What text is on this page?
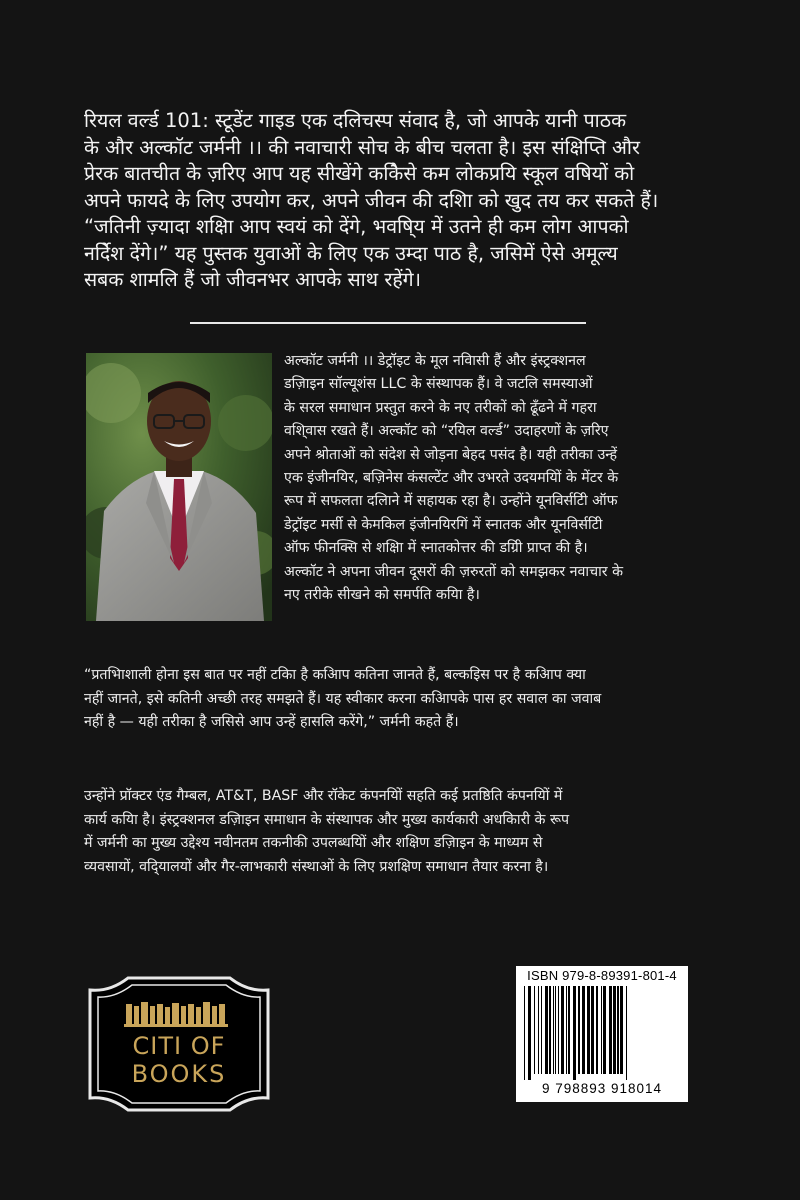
रियल वर्ल्ड 101: स्टूडेंट गाइड एक दलिचस्प संवाद है, जो आपके यानी पाठक
के और अल्कॉट जर्मनी ।। की नवाचारी सोच के बीच चलता है। इस संक्षिप्ति और
प्रेरक बातचीत के ज़रिए आप यह सीखेंगे ककिैसे कम लोकप्रयि स्कूल वषियों को
अपने फायदे के लिए उपयोग कर, अपने जीवन की दशिा को खुद तय कर सकते हैं।
“जतिनी ज़्यादा शक्षिा आप स्वयं को देंगे, भवषि्य में उतने ही कम लोग आपको
नर्दिेश देंगे।” यह पुस्तक युवाओं के लिए एक उम्दा पाठ है, जसिमें ऐसे अमूल्य
सबक शामलि हैं जो जीवनभर आपके साथ रहेंगे।
अल्कॉट जर्मनी ।। डेट्रॉइट के मूल नवािसी हैं और इंस्ट्रक्शनल
डज़िाइन सॉल्यूशंस LLC के संस्थापक हैं। वे जटलि समस्याओं
के सरल समाधान प्रस्तुत करने के नए तरीकों को ढूँढने में गहरा
वशि्वास रखते हैं। अल्कॉट को “रयिल वर्ल्ड” उदाहरणों के ज़रिए
अपने श्रोताओं को संदेश से जोड़ना बेहद पसंद है। यही तरीका उन्हें
एक इंजीनयिर, बज़िनेस कंसल्टेंट और उभरते उदयमयिों के मेंटर के
रूप में सफलता दलिाने में सहायक रहा है। उन्होंने यूनविर्सटिी ऑफ
डेट्रॉइट मर्सी से केमकिल इंजीनयिरगिं में स्नातक और यूनविर्सटिी
ऑफ फीनक्सि से शक्षिा में स्नातकोत्तर की डग्रिी प्राप्त की है।
अल्कॉट ने अपना जीवन दूसरों की ज़रुरतों को समझकर नवाचार के
नए तरीके सीखने को समर्पति कयिा है।
“प्रतभिाशाली होना इस बात पर नहीं टकिा है कआिप कतिना जानते हैं, बल्कइिस पर है कआिप क्या
नहीं जानते, इसे कतिनी अच्छी तरह समझते हैं। यह स्वीकार करना कआिपके पास हर सवाल का जवाब
नहीं है — यही तरीका है जसिसे आप उन्हें हासलि करेंगे,” जर्मनी कहते हैं।
उन्होंने प्रॉक्टर एंड गैम्बल, AT&T, BASF और रॉकेट कंपनयिों सहति कई प्रतष्ठिति कंपनयिों में
कार्य कयिा है। इंस्ट्रक्शनल डज़िाइन समाधान के संस्थापक और मुख्य कार्यकारी अधकिारी के रूप
में जर्मनी का मुख्य उद्देश्य नवीनतम तकनीकी उपलब्धयिों और शक्षिण डज़िाइन के माध्यम से
व्यवसायों, वदि्यालयों और गैर-लाभकारी संस्थाओं के लिए प्रशक्षिण समाधान तैयार करना है।
CITI OF
BOOKS
ISBN 979-8-89391-801-4
9 798893 918014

★ ★ ★ ★

◆ Description of the task:
Go through the listing above and quote it exactly, apart from its images.

◆ Response to the task:
What text is on this page?
रियल वर्ल्ड 101: स्टूडेंट गाइड एक दलिचस्प संवाद है, जो आपके यानी पाठक
के और अल्कॉट जर्मनी ।। की नवाचारी सोच के बीच चलता है। इस संक्षिप्ति और
प्रेरक बातचीत के ज़रिए आप यह सीखेंगे ककिैसे कम लोकप्रयि स्कूल वषियों को
अपने फायदे के लिए उपयोग कर, अपने जीवन की दशिा को खुद तय कर सकते हैं।
“जतिनी ज़्यादा शक्षिा आप स्वयं को देंगे, भवषि्य में उतने ही कम लोग आपको
नर्दिेश देंगे।” यह पुस्तक युवाओं के लिए एक उम्दा पाठ है, जसिमें ऐसे अमूल्य
सबक शामलि हैं जो जीवनभर आपके साथ रहेंगे।
अल्कॉट जर्मनी ।। डेट्रॉइट के मूल नवािसी हैं और इंस्ट्रक्शनल
डज़िाइन सॉल्यूशंस LLC के संस्थापक हैं। वे जटलि समस्याओं
के सरल समाधान प्रस्तुत करने के नए तरीकों को ढूँढने में गहरा
वशि्वास रखते हैं। अल्कॉट को “रयिल वर्ल्ड” उदाहरणों के ज़रिए
अपने श्रोताओं को संदेश से जोड़ना बेहद पसंद है। यही तरीका उन्हें
एक इंजीनयिर, बज़िनेस कंसल्टेंट और उभरते उदयमयिों के मेंटर के
रूप में सफलता दलिाने में सहायक रहा है। उन्होंने यूनविर्सटिी ऑफ
डेट्रॉइट मर्सी से केमकिल इंजीनयिरगिं में स्नातक और यूनविर्सटिी
ऑफ फीनक्सि से शक्षिा में स्नातकोत्तर की डग्रिी प्राप्त की है।
अल्कॉट ने अपना जीवन दूसरों की ज़रुरतों को समझकर नवाचार के
नए तरीके सीखने को समर्पति कयिा है।
“प्रतभिाशाली होना इस बात पर नहीं टकिा है कआिप कतिना जानते हैं, बल्कइिस पर है कआिप क्या
नहीं जानते, इसे कतिनी अच्छी तरह समझते हैं। यह स्वीकार करना कआिपके पास हर सवाल का जवाब
नहीं है — यही तरीका है जसिसे आप उन्हें हासलि करेंगे,” जर्मनी कहते हैं।
उन्होंने प्रॉक्टर एंड गैम्बल, AT&T, BASF और रॉकेट कंपनयिों सहति कई प्रतष्ठिति कंपनयिों में
कार्य कयिा है। इंस्ट्रक्शनल डज़िाइन समाधान के संस्थापक और मुख्य कार्यकारी अधकिारी के रूप
में जर्मनी का मुख्य उद्देश्य नवीनतम तकनीकी उपलब्धयिों और शक्षिण डज़िाइन के माध्यम से
व्यवसायों, वदि्यालयों और गैर-लाभकारी संस्थाओं के लिए प्रशक्षिण समाधान तैयार करना है।
CITI OF
BOOKS
ISBN 979-8-89391-801-4
9 798893 918014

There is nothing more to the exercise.